> _DO THIS_
Pull out each line of the material below that contains the string "LOCATION", and copy those lines unchanged.

> _MATERIAL PROVIDED_
____

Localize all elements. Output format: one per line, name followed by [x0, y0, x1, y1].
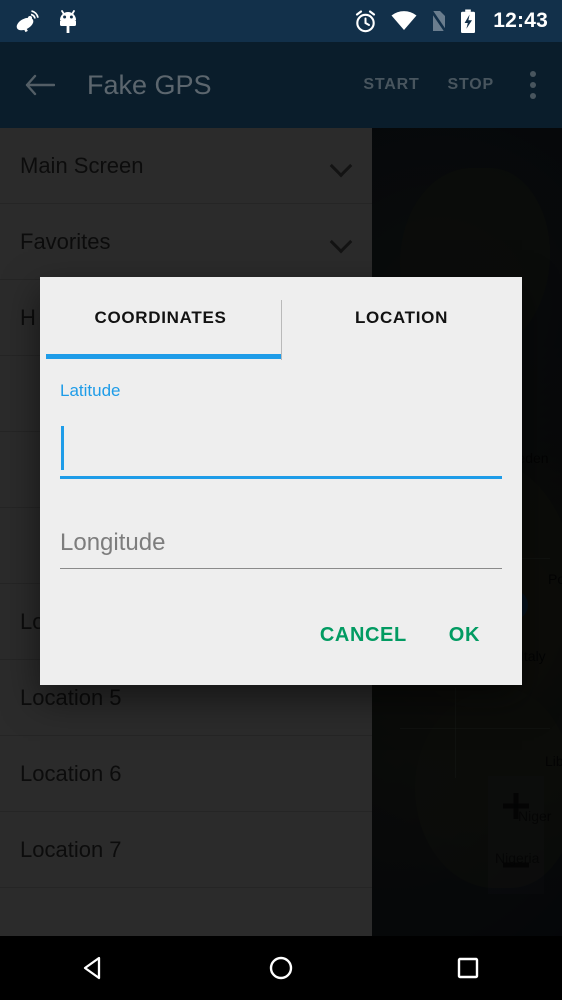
longitude-field[interactable]: Longitude — [60, 503, 502, 569]
android-screen: Sweden Norway Poland Italy Libya Niger N… — [0, 0, 562, 1000]
android-robot-icon — [60, 10, 76, 33]
tab-label: LOCATION — [354, 308, 449, 327]
ok-button[interactable]: OK — [445, 616, 484, 655]
latitude-label: Latitude — [60, 381, 121, 400]
dialog-actions: CANCEL OK — [40, 616, 522, 685]
text-caret — [61, 426, 64, 470]
status-bar-notifications — [14, 8, 80, 34]
cancel-button[interactable]: CANCEL — [316, 616, 411, 655]
coordinates-dialog: COORDINATES LOCATION Latitude Longitude … — [40, 277, 522, 685]
nav-home-button[interactable] — [241, 936, 321, 1000]
recents-square-icon — [458, 957, 479, 979]
satellite-dish-icon — [16, 10, 39, 33]
longitude-placeholder: Longitude — [60, 529, 166, 556]
no-sim-icon — [430, 9, 448, 33]
tab-coordinates[interactable]: COORDINATES — [40, 277, 281, 359]
dialog-fields: Latitude Longitude — [40, 359, 522, 616]
longitude-underline — [60, 568, 502, 569]
nav-recents-button[interactable] — [428, 936, 508, 1000]
tab-location[interactable]: LOCATION — [281, 277, 522, 359]
tab-divider — [281, 300, 282, 360]
wifi-icon — [391, 11, 417, 30]
back-triangle-icon — [83, 956, 100, 980]
latitude-field[interactable]: Latitude — [60, 381, 502, 479]
tab-selected-indicator — [46, 354, 281, 359]
home-circle-icon — [269, 956, 293, 980]
battery-charging-icon — [461, 9, 476, 33]
status-bar-system-icons: 12:43 — [353, 9, 548, 34]
alarm-clock-icon — [356, 9, 376, 32]
system-navigation-bar — [0, 936, 562, 1000]
clock: 12:43 — [493, 9, 548, 32]
tab-label: COORDINATES — [94, 308, 227, 327]
status-bar: 12:43 — [0, 0, 562, 42]
latitude-underline-focused — [60, 476, 502, 479]
dialog-tabstrip: COORDINATES LOCATION — [40, 277, 522, 360]
nav-back-button[interactable] — [54, 936, 134, 1000]
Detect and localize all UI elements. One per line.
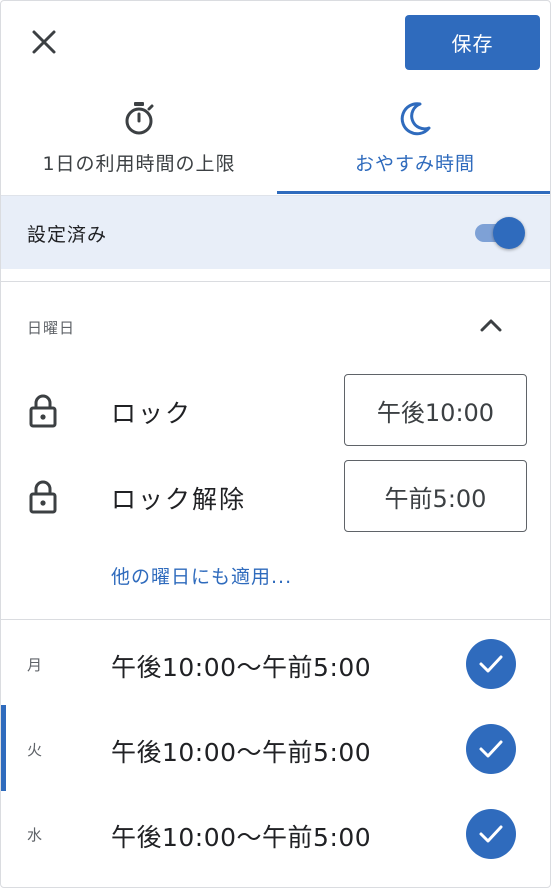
- lock-icon: [29, 394, 57, 428]
- day-checkbox[interactable]: [466, 639, 516, 689]
- week-row-wednesday[interactable]: 水 午後10:00〜午前5:00: [1, 792, 550, 876]
- unlock-time-field[interactable]: 午前5:00: [344, 460, 527, 532]
- week-time-range: 午後10:00〜午前5:00: [111, 653, 372, 682]
- close-button[interactable]: [27, 25, 61, 59]
- check-icon: [479, 655, 503, 673]
- status-row: 設定済み: [1, 195, 550, 269]
- lock-icon: [29, 480, 57, 514]
- apply-to-other-days-link[interactable]: 他の曜日にも適用...: [111, 562, 292, 589]
- check-icon: [479, 825, 503, 843]
- tab-bedtime[interactable]: おやすみ時間: [277, 91, 550, 195]
- day-heading: 日曜日: [27, 319, 76, 337]
- day-checkbox[interactable]: [466, 724, 516, 774]
- collapse-button[interactable]: [473, 309, 509, 341]
- tab-daily-limit[interactable]: 1日の利用時間の上限: [1, 91, 277, 195]
- week-time-range: 午後10:00〜午前5:00: [111, 738, 372, 767]
- chevron-up-icon: [480, 319, 502, 332]
- timer-icon: [125, 102, 154, 135]
- week-day-label: 水: [27, 826, 43, 844]
- close-icon: [32, 30, 56, 54]
- moon-icon: [400, 102, 431, 136]
- bedtime-toggle[interactable]: [473, 216, 525, 249]
- week-time-range: 午後10:00〜午前5:00: [111, 823, 372, 852]
- week-row-tuesday[interactable]: 火 午後10:00〜午前5:00: [1, 707, 550, 791]
- day-checkbox[interactable]: [466, 809, 516, 859]
- lock-time-field[interactable]: 午後10:00: [344, 374, 527, 446]
- unlock-label: ロック解除: [111, 485, 247, 514]
- divider: [1, 281, 550, 282]
- divider: [1, 619, 550, 620]
- lock-label: ロック: [111, 399, 193, 428]
- tab-bedtime-label: おやすみ時間: [354, 153, 475, 175]
- toggle-thumb: [493, 217, 525, 249]
- tab-daily-limit-label: 1日の利用時間の上限: [42, 153, 236, 175]
- save-button[interactable]: 保存: [405, 15, 540, 70]
- week-day-label: 月: [27, 656, 43, 674]
- tab-bar: 1日の利用時間の上限 おやすみ時間: [1, 91, 550, 195]
- week-row-monday[interactable]: 月 午後10:00〜午前5:00: [1, 622, 550, 706]
- status-label: 設定済み: [27, 224, 108, 246]
- bedtime-settings-panel: 保存 1日の利用時間の上限 おやすみ時間 設定済み 日曜日 ロック 午後10:0…: [0, 0, 551, 888]
- active-tab-indicator: [277, 191, 550, 194]
- week-day-label: 火: [27, 741, 43, 759]
- check-icon: [479, 740, 503, 758]
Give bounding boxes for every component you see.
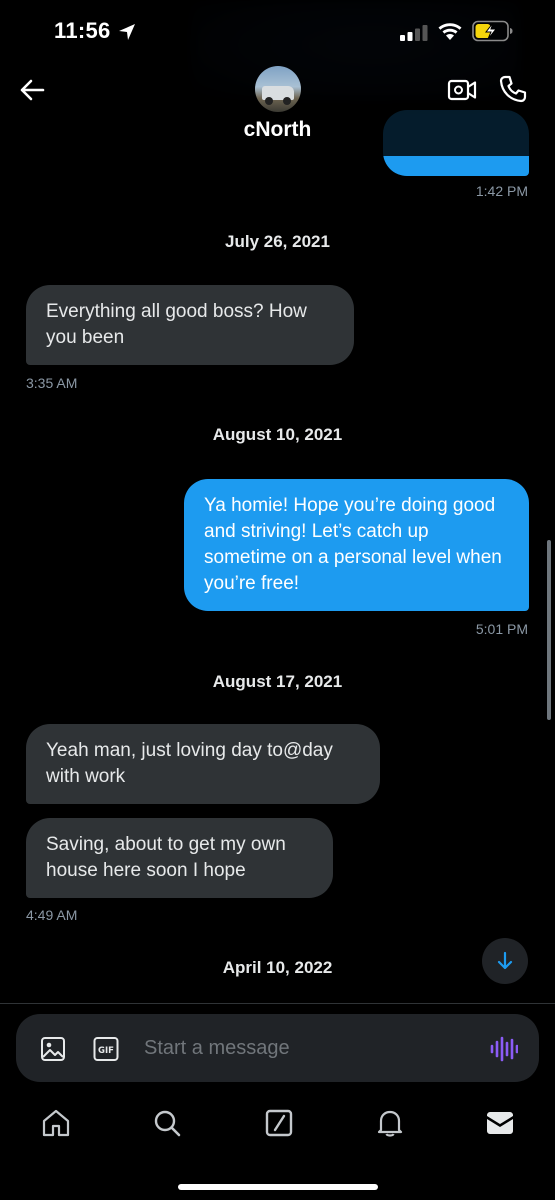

____

> _ANSWER TO THE TASK_
tab-label: LOCATION — [354, 308, 449, 327]
coordinates-dialog: COORDINATES LOCATION Latitude Longitude … — [40, 277, 522, 685]
tab-location[interactable]: LOCATION — [281, 277, 522, 359]
dialog-tabstrip: COORDINATES LOCATION — [40, 277, 522, 360]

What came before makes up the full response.